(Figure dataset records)

-=-=-

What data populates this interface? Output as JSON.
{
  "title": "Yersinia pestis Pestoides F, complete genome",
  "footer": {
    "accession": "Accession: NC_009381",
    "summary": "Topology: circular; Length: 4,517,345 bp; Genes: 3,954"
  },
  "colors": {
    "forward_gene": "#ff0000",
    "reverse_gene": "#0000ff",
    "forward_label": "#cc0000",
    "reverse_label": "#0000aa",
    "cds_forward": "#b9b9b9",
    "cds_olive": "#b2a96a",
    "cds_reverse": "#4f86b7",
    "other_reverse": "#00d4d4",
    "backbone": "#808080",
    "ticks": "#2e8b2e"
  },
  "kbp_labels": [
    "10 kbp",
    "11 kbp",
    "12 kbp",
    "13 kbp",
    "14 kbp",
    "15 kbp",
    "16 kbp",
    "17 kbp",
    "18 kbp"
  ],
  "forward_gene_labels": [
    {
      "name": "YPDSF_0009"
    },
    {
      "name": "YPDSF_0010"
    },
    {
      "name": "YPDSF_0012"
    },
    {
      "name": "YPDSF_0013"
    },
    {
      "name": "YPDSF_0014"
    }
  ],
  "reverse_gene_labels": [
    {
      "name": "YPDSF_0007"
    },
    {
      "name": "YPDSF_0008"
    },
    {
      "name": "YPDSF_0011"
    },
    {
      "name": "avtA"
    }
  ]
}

-=-=-

Work item: From the first line to the last, return the data above exactly.

Response area:
What data populates this interface? Output as JSON.
{
  "title": "Yersinia pestis Pestoides F, complete genome",
  "footer": {
    "accession": "Accession: NC_009381",
    "summary": "Topology: circular; Length: 4,517,345 bp; Genes: 3,954"
  },
  "colors": {
    "forward_gene": "#ff0000",
    "reverse_gene": "#0000ff",
    "forward_label": "#cc0000",
    "reverse_label": "#0000aa",
    "cds_forward": "#b9b9b9",
    "cds_olive": "#b2a96a",
    "cds_reverse": "#4f86b7",
    "other_reverse": "#00d4d4",
    "backbone": "#808080",
    "ticks": "#2e8b2e"
  },
  "kbp_labels": [
    "10 kbp",
    "11 kbp",
    "12 kbp",
    "13 kbp",
    "14 kbp",
    "15 kbp",
    "16 kbp",
    "17 kbp",
    "18 kbp"
  ],
  "forward_gene_labels": [
    {
      "name": "YPDSF_0009"
    },
    {
      "name": "YPDSF_0010"
    },
    {
      "name": "YPDSF_0012"
    },
    {
      "name": "YPDSF_0013"
    },
    {
      "name": "YPDSF_0014"
    }
  ],
  "reverse_gene_labels": [
    {
      "name": "YPDSF_0007"
    },
    {
      "name": "YPDSF_0008"
    },
    {
      "name": "YPDSF_0011"
    },
    {
      "name": "avtA"
    }
  ]
}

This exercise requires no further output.